* Begin Data provided *
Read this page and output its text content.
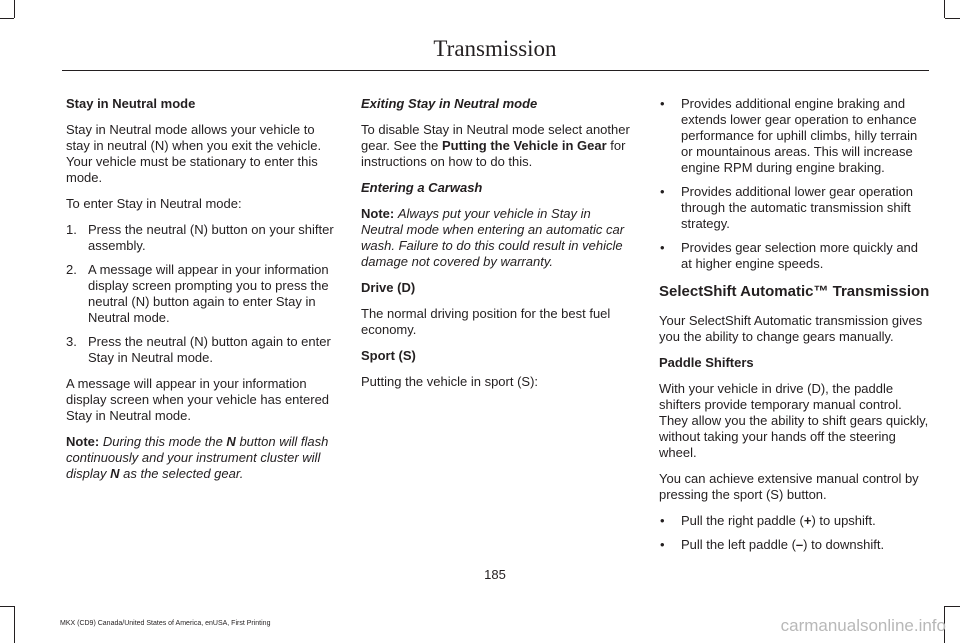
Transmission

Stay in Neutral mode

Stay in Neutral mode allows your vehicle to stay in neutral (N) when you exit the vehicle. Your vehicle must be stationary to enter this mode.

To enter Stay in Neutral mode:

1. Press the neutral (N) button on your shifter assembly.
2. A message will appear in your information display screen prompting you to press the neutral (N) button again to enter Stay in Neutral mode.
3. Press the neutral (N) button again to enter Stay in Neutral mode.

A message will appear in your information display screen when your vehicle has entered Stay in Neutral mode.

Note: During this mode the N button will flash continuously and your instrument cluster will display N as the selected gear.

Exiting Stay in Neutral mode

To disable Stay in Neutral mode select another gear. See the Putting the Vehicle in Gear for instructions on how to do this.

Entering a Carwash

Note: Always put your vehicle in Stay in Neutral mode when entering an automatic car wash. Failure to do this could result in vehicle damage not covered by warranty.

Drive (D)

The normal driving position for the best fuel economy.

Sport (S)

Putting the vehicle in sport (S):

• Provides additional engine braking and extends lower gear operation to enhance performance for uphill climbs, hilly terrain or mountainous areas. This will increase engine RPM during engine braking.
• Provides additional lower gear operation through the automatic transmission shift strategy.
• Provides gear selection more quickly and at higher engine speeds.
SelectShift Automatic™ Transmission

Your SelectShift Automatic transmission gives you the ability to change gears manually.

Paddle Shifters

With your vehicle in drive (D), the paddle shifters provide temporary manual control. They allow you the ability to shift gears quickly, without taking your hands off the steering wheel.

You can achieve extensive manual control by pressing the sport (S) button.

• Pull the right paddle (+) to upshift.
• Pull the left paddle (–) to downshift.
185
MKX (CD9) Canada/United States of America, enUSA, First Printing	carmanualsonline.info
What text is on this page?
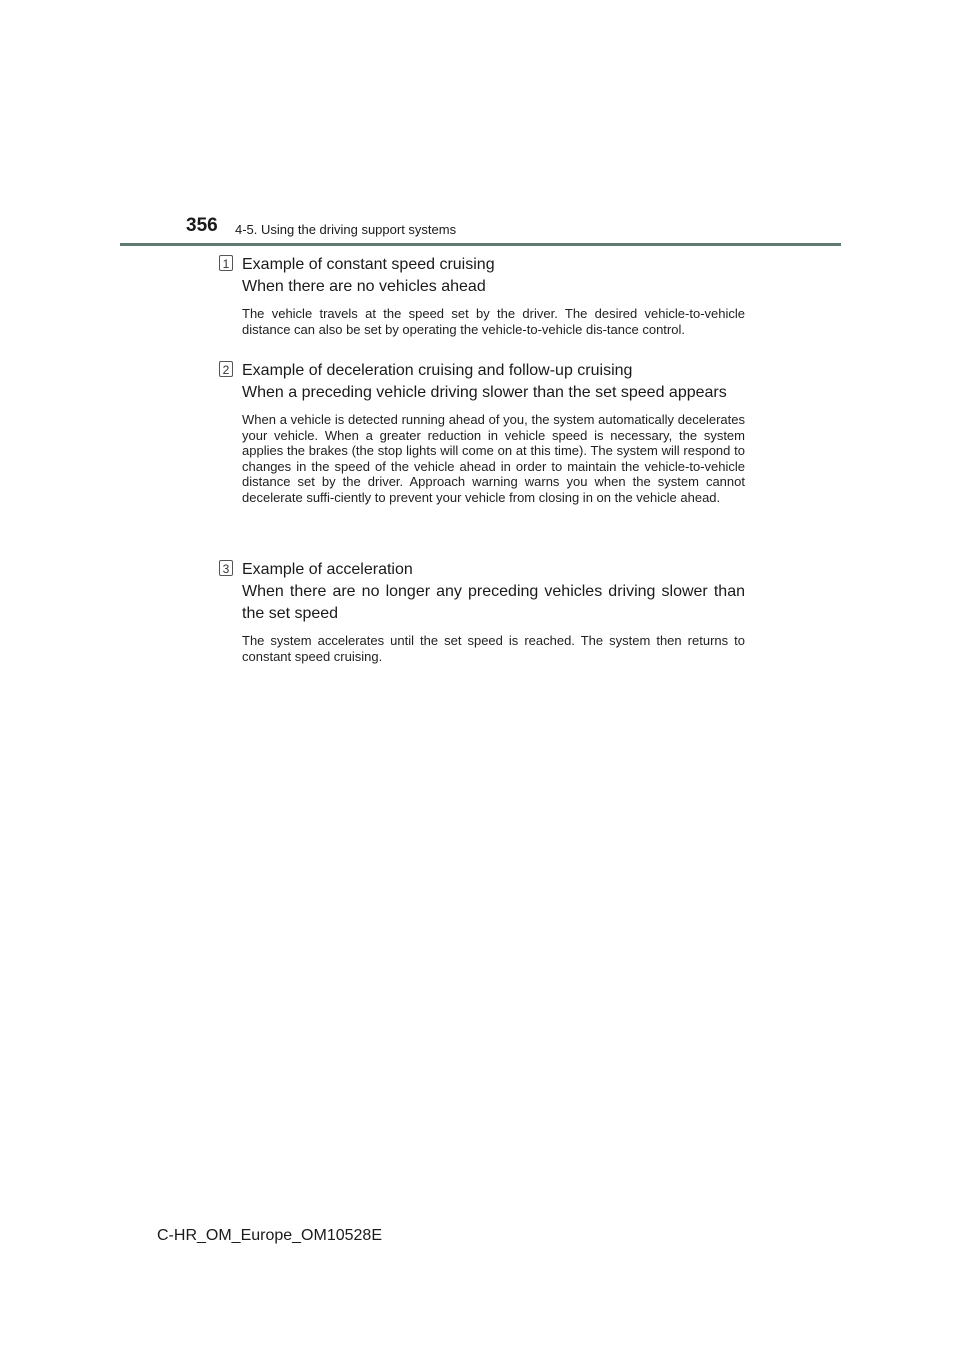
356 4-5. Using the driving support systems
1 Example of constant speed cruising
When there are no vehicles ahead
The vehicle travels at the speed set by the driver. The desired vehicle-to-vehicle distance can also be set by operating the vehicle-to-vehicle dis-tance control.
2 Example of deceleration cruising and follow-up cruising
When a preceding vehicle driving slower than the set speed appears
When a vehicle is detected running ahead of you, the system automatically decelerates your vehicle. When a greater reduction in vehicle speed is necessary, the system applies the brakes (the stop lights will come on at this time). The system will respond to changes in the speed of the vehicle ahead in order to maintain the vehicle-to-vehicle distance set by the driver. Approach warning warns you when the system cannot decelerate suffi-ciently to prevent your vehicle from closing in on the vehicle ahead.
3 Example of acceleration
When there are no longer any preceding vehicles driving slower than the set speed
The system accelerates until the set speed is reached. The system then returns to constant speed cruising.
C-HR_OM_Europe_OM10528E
* End Data provided *
> [Requirements]:
The pictures should not be reproduced; quote all of the other material exactly.

> [Output of the task]:
Read this page and output its text content.
Transmission

Stay in Neutral mode

Stay in Neutral mode allows your vehicle to stay in neutral (N) when you exit the vehicle. Your vehicle must be stationary to enter this mode.

To enter Stay in Neutral mode:

1. Press the neutral (N) button on your shifter assembly.
2. A message will appear in your information display screen prompting you to press the neutral (N) button again to enter Stay in Neutral mode.
3. Press the neutral (N) button again to enter Stay in Neutral mode.

A message will appear in your information display screen when your vehicle has entered Stay in Neutral mode.

Note: During this mode the N button will flash continuously and your instrument cluster will display N as the selected gear.

Exiting Stay in Neutral mode

To disable Stay in Neutral mode select another gear. See the Putting the Vehicle in Gear for instructions on how to do this.

Entering a Carwash

Note: Always put your vehicle in Stay in Neutral mode when entering an automatic car wash. Failure to do this could result in vehicle damage not covered by warranty.

Drive (D)

The normal driving position for the best fuel economy.

Sport (S)

Putting the vehicle in sport (S):

• Provides additional engine braking and extends lower gear operation to enhance performance for uphill climbs, hilly terrain or mountainous areas. This will increase engine RPM during engine braking.
• Provides additional lower gear operation through the automatic transmission shift strategy.
• Provides gear selection more quickly and at higher engine speeds.
SelectShift Automatic™ Transmission

Your SelectShift Automatic transmission gives you the ability to change gears manually.

Paddle Shifters

With your vehicle in drive (D), the paddle shifters provide temporary manual control. They allow you the ability to shift gears quickly, without taking your hands off the steering wheel.

You can achieve extensive manual control by pressing the sport (S) button.

• Pull the right paddle (+) to upshift.
• Pull the left paddle (–) to downshift.
185
MKX (CD9) Canada/United States of America, enUSA, First Printing	carmanualsonline.info
What text is on this page?
356 4-5. Using the driving support systems
1 Example of constant speed cruising
When there are no vehicles ahead
The vehicle travels at the speed set by the driver. The desired vehicle-to-vehicle distance can also be set by operating the vehicle-to-vehicle dis-tance control.
2 Example of deceleration cruising and follow-up cruising
When a preceding vehicle driving slower than the set speed appears
When a vehicle is detected running ahead of you, the system automatically decelerates your vehicle. When a greater reduction in vehicle speed is necessary, the system applies the brakes (the stop lights will come on at this time). The system will respond to changes in the speed of the vehicle ahead in order to maintain the vehicle-to-vehicle distance set by the driver. Approach warning warns you when the system cannot decelerate suffi-ciently to prevent your vehicle from closing in on the vehicle ahead.
3 Example of acceleration
When there are no longer any preceding vehicles driving slower than the set speed
The system accelerates until the set speed is reached. The system then returns to constant speed cruising.
C-HR_OM_Europe_OM10528E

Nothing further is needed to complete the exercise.